> GIVEN RECORDS:

--- --- ---

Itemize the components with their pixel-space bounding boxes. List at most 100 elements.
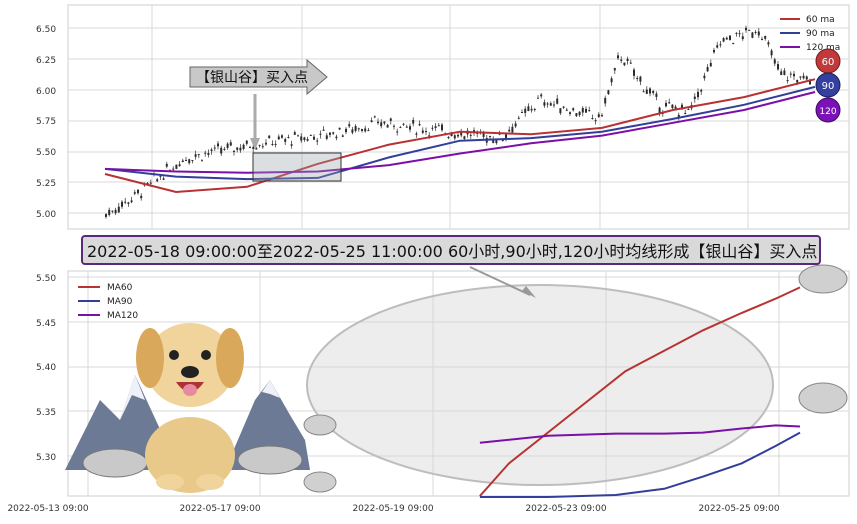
candle-body	[351, 129, 354, 133]
legend-label-ma90: MA90	[107, 297, 133, 307]
candle-body	[418, 123, 421, 126]
silver-ingot-icon	[82, 448, 148, 478]
candle-body	[601, 115, 603, 117]
candle-body	[156, 179, 159, 182]
top-grid	[68, 5, 849, 229]
candle-body	[610, 78, 613, 83]
candle-body	[293, 132, 296, 135]
candle-body	[556, 98, 559, 104]
top-legend: 60 ma 90 ma 120 ma	[780, 15, 840, 53]
candle-body	[252, 147, 255, 149]
candle-body	[569, 112, 571, 115]
candle-body	[652, 91, 655, 93]
top-y-tick: 5.75	[36, 117, 56, 127]
candle-body	[674, 106, 677, 109]
dog-paw-icon	[196, 474, 224, 490]
badge-90-label: 90	[822, 81, 835, 92]
candle-body	[645, 89, 648, 94]
candle-body	[373, 116, 376, 118]
candle-body	[265, 142, 267, 145]
candle-body	[501, 139, 504, 141]
x-tick: 2022-05-17 09:00	[179, 504, 260, 514]
candle-body	[773, 59, 776, 64]
candle-body	[716, 45, 719, 48]
candle-body	[636, 77, 639, 79]
candle-body	[447, 137, 450, 139]
candle-body	[559, 108, 562, 114]
dog-paw-icon	[156, 474, 184, 490]
x-tick: 2022-05-19 09:00	[352, 504, 433, 514]
candle-body	[191, 160, 194, 162]
candle-body	[300, 136, 303, 141]
decor-illustration	[65, 264, 848, 493]
candle-body	[754, 31, 757, 33]
candle-body	[741, 36, 744, 40]
legend-label-120: 120 ma	[806, 43, 840, 53]
candle-body	[121, 201, 123, 207]
top-y-tick: 5.00	[36, 210, 56, 220]
candle-body	[514, 123, 517, 127]
candle-body	[159, 175, 162, 177]
callout-pointer-head	[250, 138, 260, 150]
candle-body	[268, 135, 271, 139]
top-y-tick: 6.50	[36, 25, 56, 35]
candle-body	[245, 140, 248, 144]
candle-body	[725, 37, 728, 40]
candle-body	[613, 68, 616, 71]
candle-body	[780, 71, 783, 76]
candle-body	[415, 133, 418, 135]
ellipse-pointer	[469, 266, 531, 296]
candle-body	[537, 97, 539, 99]
badge-120-label: 120	[819, 107, 836, 117]
candle-body	[489, 136, 491, 138]
dog-body-icon	[145, 417, 235, 493]
candle-body	[709, 62, 712, 67]
bottom-y-tick: 5.50	[36, 274, 56, 284]
candle-body	[223, 148, 226, 150]
candle-body	[175, 164, 178, 169]
ma-line-ma120	[479, 424, 801, 444]
candle-body	[329, 132, 331, 135]
candle-body	[255, 148, 258, 150]
candle-body	[226, 143, 229, 148]
candle-body	[764, 35, 767, 39]
candle-body	[341, 135, 344, 137]
dog-tongue-icon	[183, 384, 197, 396]
legend-label-ma60: MA60	[107, 283, 133, 293]
candle-body	[511, 126, 514, 133]
candle-body	[687, 108, 690, 110]
candle-body	[729, 35, 731, 40]
candle-body	[297, 135, 299, 137]
candle-body	[562, 106, 565, 108]
candle-body	[633, 69, 635, 76]
candle-body	[194, 154, 197, 157]
candle-body	[735, 32, 738, 34]
candle-body	[249, 147, 251, 149]
candle-body	[204, 152, 207, 154]
candle-body	[553, 104, 555, 106]
legend-label-90: 90 ma	[806, 29, 835, 39]
candle-body	[332, 132, 335, 134]
candle-body	[303, 137, 306, 141]
candle-body	[453, 135, 456, 139]
candle-body	[751, 32, 754, 38]
candle-body	[505, 134, 507, 138]
candle-body	[316, 140, 319, 142]
candle-body	[604, 97, 607, 104]
candle-body	[313, 136, 315, 140]
silver-ingot-icon	[303, 471, 337, 493]
top-y-ticks: 6.50 6.25 6.00 5.75 5.50 5.25 5.00	[36, 25, 56, 220]
candle-body	[572, 108, 575, 111]
candle-body	[271, 143, 274, 145]
candle-body	[783, 70, 786, 75]
candle-body	[495, 139, 498, 144]
silver-ingot-icon	[798, 264, 848, 294]
candle-body	[277, 136, 280, 140]
ellipse-pointer-head	[522, 286, 536, 298]
bottom-y-tick: 5.45	[36, 319, 56, 329]
badge-60-label: 60	[822, 57, 835, 68]
candle-body	[133, 192, 136, 194]
top-plot-frame	[67, 4, 850, 230]
top-y-tick: 5.25	[36, 179, 56, 189]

--- --- ---

Return every line of the records above verbatim, omitting the pictures.

Itemize the components with their pixel-space bounding boxes. List at most 100 elements.
candle-body	[351, 129, 354, 133]
legend-label-ma90: MA90	[107, 297, 133, 307]
candle-body	[418, 123, 421, 126]
silver-ingot-icon	[82, 448, 148, 478]
candle-body	[601, 115, 603, 117]
candle-body	[156, 179, 159, 182]
top-grid	[68, 5, 849, 229]
candle-body	[610, 78, 613, 83]
candle-body	[293, 132, 296, 135]
candle-body	[556, 98, 559, 104]
top-legend: 60 ma 90 ma 120 ma	[780, 15, 840, 53]
candle-body	[252, 147, 255, 149]
candle-body	[569, 112, 571, 115]
candle-body	[652, 91, 655, 93]
top-y-tick: 5.75	[36, 117, 56, 127]
candle-body	[674, 106, 677, 109]
dog-paw-icon	[196, 474, 224, 490]
badge-90-label: 90	[822, 81, 835, 92]
candle-body	[645, 89, 648, 94]
candle-body	[373, 116, 376, 118]
candle-body	[265, 142, 267, 145]
candle-body	[501, 139, 504, 141]
x-tick: 2022-05-17 09:00	[179, 504, 260, 514]
candle-body	[773, 59, 776, 64]
candle-body	[716, 45, 719, 48]
candle-body	[636, 77, 639, 79]
candle-body	[447, 137, 450, 139]
candle-body	[559, 108, 562, 114]
dog-paw-icon	[156, 474, 184, 490]
x-tick: 2022-05-19 09:00	[352, 504, 433, 514]
candle-body	[191, 160, 194, 162]
candle-body	[300, 136, 303, 141]
decor-illustration	[65, 264, 848, 493]
candle-body	[754, 31, 757, 33]
candle-body	[741, 36, 744, 40]
legend-label-120: 120 ma	[806, 43, 840, 53]
candle-body	[121, 201, 123, 207]
top-y-tick: 5.00	[36, 210, 56, 220]
candle-body	[514, 123, 517, 127]
candle-body	[159, 175, 162, 177]
callout-pointer-head	[250, 138, 260, 150]
candle-body	[268, 135, 271, 139]
top-y-tick: 6.50	[36, 25, 56, 35]
candle-body	[245, 140, 248, 144]
candle-body	[725, 37, 728, 40]
candle-body	[613, 68, 616, 71]
candle-body	[780, 71, 783, 76]
candle-body	[415, 133, 418, 135]
ellipse-pointer	[469, 266, 531, 296]
candle-body	[537, 97, 539, 99]
badge-120-label: 120	[819, 107, 836, 117]
candle-body	[489, 136, 491, 138]
dog-body-icon	[145, 417, 235, 493]
candle-body	[709, 62, 712, 67]
bottom-y-tick: 5.50	[36, 274, 56, 284]
candle-body	[223, 148, 226, 150]
candle-body	[175, 164, 178, 169]
ma-line-ma120	[479, 424, 801, 444]
candle-body	[329, 132, 331, 135]
candle-body	[255, 148, 258, 150]
candle-body	[226, 143, 229, 148]
candle-body	[764, 35, 767, 39]
candle-body	[341, 135, 344, 137]
dog-tongue-icon	[183, 384, 197, 396]
legend-label-ma60: MA60	[107, 283, 133, 293]
candle-body	[511, 126, 514, 133]
candle-body	[687, 108, 690, 110]
candle-body	[729, 35, 731, 40]
candle-body	[297, 135, 299, 137]
candle-body	[562, 106, 565, 108]
candle-body	[633, 69, 635, 76]
candle-body	[194, 154, 197, 157]
candle-body	[735, 32, 738, 34]
candle-body	[249, 147, 251, 149]
candle-body	[204, 152, 207, 154]
candle-body	[553, 104, 555, 106]
legend-label-90: 90 ma	[806, 29, 835, 39]
candle-body	[332, 132, 335, 134]
candle-body	[303, 137, 306, 141]
candle-body	[453, 135, 456, 139]
candle-body	[751, 32, 754, 38]
candle-body	[505, 134, 507, 138]
candle-body	[316, 140, 319, 142]
candle-body	[604, 97, 607, 104]
candle-body	[313, 136, 315, 140]
silver-ingot-icon	[303, 471, 337, 493]
top-y-ticks: 6.50 6.25 6.00 5.75 5.50 5.25 5.00	[36, 25, 56, 220]
candle-body	[572, 108, 575, 111]
candle-body	[271, 143, 274, 145]
candle-body	[783, 70, 786, 75]
candle-body	[495, 139, 498, 144]
silver-ingot-icon	[798, 264, 848, 294]
candle-body	[277, 136, 280, 140]
ellipse-pointer-head	[522, 286, 536, 298]
bottom-y-tick: 5.45	[36, 319, 56, 329]
badge-60-label: 60	[822, 57, 835, 68]
candle-body	[133, 192, 136, 194]
top-plot-frame	[67, 4, 850, 230]
top-y-tick: 5.25	[36, 179, 56, 189]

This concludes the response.